*WRITTEN EXERCISE*:
Where a line in the listing below contains the word "deaths", copy that line.

*PROVIDED DATA*:
--- Start ---

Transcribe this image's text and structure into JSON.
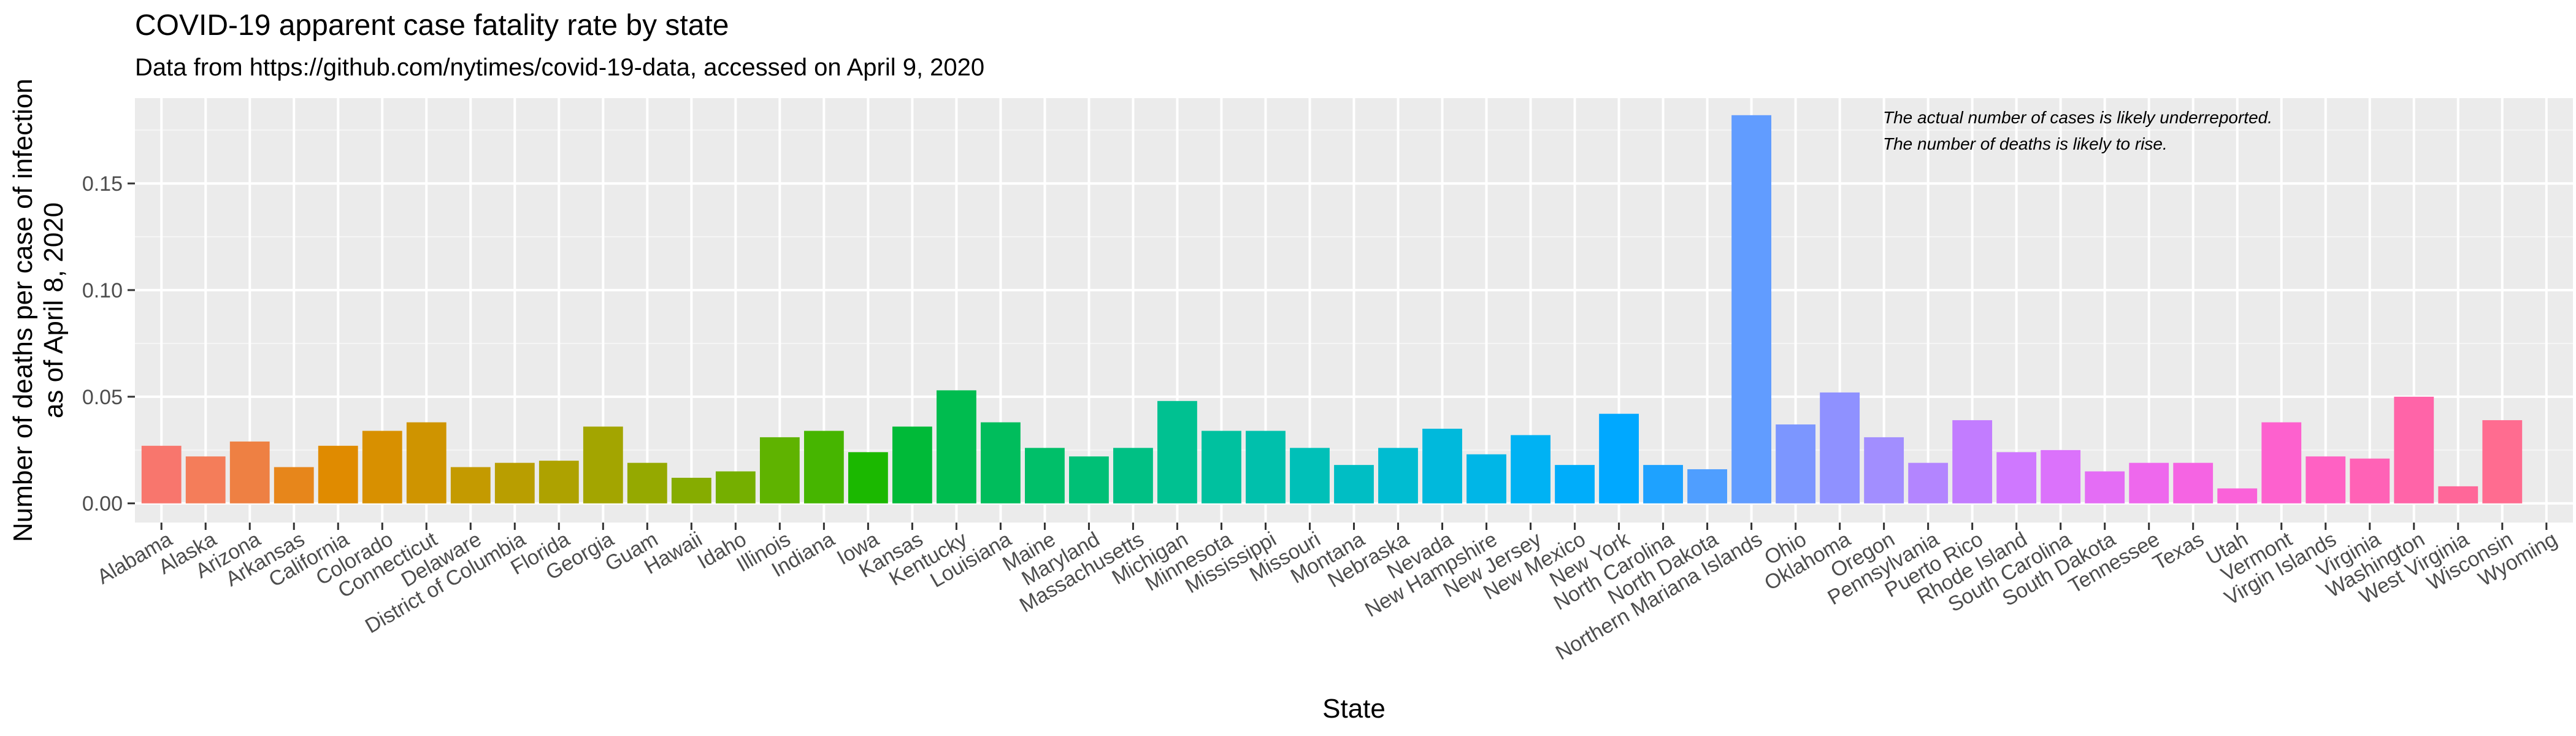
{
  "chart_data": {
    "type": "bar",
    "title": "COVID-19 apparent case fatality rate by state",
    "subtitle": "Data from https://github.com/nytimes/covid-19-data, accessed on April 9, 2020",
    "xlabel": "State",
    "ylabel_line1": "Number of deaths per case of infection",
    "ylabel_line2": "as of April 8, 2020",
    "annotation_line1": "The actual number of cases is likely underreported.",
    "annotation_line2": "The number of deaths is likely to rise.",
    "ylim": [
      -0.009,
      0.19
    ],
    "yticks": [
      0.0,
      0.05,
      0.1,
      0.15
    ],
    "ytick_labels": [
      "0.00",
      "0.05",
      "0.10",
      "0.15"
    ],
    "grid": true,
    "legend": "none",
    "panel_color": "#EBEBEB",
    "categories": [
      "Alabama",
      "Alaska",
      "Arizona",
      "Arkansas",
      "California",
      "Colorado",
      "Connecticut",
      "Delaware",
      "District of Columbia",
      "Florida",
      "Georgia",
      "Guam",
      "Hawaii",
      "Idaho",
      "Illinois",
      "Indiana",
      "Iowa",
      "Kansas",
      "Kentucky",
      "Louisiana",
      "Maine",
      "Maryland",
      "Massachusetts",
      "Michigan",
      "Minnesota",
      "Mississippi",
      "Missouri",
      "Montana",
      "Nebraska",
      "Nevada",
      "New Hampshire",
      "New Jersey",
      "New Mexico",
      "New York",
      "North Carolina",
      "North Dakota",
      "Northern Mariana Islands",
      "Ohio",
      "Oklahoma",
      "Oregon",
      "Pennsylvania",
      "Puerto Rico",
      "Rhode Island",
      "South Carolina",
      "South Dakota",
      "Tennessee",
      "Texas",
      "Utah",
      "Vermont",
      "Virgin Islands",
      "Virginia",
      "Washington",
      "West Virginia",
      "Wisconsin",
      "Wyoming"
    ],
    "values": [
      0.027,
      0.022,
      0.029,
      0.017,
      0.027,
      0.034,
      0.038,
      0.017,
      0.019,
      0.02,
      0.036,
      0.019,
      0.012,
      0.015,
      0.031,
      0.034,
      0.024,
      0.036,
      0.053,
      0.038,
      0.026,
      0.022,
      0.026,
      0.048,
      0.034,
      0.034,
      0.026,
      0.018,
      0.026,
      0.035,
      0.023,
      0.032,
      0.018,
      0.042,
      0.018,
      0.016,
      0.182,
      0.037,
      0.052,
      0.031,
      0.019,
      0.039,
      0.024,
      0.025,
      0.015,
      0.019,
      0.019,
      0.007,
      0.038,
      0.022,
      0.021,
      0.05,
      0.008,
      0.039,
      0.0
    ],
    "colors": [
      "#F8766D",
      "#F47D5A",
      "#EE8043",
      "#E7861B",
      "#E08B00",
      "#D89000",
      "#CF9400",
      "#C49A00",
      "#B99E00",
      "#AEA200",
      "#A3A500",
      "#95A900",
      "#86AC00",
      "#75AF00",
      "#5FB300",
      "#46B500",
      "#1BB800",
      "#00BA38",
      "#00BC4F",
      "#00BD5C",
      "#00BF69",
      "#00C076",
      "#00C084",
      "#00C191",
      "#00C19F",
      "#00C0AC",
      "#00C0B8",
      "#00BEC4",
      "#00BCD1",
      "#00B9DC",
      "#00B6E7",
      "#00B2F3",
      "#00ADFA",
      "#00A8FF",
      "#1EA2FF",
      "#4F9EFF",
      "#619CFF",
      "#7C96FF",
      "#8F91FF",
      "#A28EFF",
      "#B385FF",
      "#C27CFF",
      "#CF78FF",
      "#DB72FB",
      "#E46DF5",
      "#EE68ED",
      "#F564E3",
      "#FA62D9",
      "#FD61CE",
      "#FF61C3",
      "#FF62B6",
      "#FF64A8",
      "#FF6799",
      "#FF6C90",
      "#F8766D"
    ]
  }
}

--- End ---
--- Start ---

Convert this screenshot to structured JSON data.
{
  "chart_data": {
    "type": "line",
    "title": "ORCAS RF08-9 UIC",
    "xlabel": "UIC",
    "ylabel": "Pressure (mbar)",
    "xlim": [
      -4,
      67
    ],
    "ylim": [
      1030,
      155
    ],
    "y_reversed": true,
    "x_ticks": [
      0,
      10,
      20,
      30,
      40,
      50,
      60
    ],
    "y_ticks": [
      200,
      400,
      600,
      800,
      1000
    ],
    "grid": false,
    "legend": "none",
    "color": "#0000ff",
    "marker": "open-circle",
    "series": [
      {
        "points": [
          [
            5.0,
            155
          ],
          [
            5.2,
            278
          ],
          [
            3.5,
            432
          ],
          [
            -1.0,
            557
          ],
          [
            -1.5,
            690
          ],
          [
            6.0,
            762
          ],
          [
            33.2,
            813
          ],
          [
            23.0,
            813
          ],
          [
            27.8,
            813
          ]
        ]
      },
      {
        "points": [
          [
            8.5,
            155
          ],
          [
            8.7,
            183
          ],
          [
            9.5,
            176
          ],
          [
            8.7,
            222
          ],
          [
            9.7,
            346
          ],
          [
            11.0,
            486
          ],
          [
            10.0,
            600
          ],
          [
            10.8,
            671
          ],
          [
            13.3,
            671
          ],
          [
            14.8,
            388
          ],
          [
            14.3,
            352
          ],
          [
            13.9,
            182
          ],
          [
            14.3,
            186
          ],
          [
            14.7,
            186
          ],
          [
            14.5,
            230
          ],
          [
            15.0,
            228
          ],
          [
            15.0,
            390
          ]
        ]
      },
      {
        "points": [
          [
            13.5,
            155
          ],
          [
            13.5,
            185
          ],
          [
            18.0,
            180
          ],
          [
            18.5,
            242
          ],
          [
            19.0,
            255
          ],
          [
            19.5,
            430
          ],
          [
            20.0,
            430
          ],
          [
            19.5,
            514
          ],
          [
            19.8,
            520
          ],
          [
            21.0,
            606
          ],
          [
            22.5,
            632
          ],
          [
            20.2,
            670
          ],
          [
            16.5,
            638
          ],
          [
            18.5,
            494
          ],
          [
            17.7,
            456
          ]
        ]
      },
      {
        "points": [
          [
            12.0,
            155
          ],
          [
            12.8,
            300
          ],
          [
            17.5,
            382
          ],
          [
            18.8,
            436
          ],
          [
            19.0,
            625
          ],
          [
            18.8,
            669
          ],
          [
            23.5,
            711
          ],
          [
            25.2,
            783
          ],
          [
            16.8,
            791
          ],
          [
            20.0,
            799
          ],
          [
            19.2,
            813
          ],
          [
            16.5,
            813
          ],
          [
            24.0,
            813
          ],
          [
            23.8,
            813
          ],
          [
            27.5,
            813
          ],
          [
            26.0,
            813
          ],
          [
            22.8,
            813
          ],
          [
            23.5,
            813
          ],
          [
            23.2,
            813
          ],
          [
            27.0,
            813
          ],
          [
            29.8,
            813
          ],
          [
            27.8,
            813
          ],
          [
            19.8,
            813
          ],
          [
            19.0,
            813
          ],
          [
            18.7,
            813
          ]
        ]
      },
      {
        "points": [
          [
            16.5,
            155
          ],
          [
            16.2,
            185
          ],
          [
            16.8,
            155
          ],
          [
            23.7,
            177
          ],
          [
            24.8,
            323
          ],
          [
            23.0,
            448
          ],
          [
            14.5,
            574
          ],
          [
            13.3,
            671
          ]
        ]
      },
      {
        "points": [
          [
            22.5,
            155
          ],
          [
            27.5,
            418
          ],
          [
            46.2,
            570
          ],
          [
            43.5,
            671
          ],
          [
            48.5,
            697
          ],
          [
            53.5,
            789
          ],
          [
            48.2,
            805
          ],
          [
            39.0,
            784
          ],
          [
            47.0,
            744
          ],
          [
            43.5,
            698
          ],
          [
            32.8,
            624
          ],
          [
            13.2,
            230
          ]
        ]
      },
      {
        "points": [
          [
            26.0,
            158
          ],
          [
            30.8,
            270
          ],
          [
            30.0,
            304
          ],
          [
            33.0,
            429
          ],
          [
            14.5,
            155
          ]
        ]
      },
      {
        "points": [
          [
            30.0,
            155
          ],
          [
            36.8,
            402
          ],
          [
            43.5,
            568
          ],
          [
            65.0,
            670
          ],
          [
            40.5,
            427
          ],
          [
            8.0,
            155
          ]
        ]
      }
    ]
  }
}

--- End ---

*WRITTEN RESPONSE*:
    "ylabel_line1": "Number of deaths per case of infection",
    "annotation_line2": "The number of deaths is likely to rise.",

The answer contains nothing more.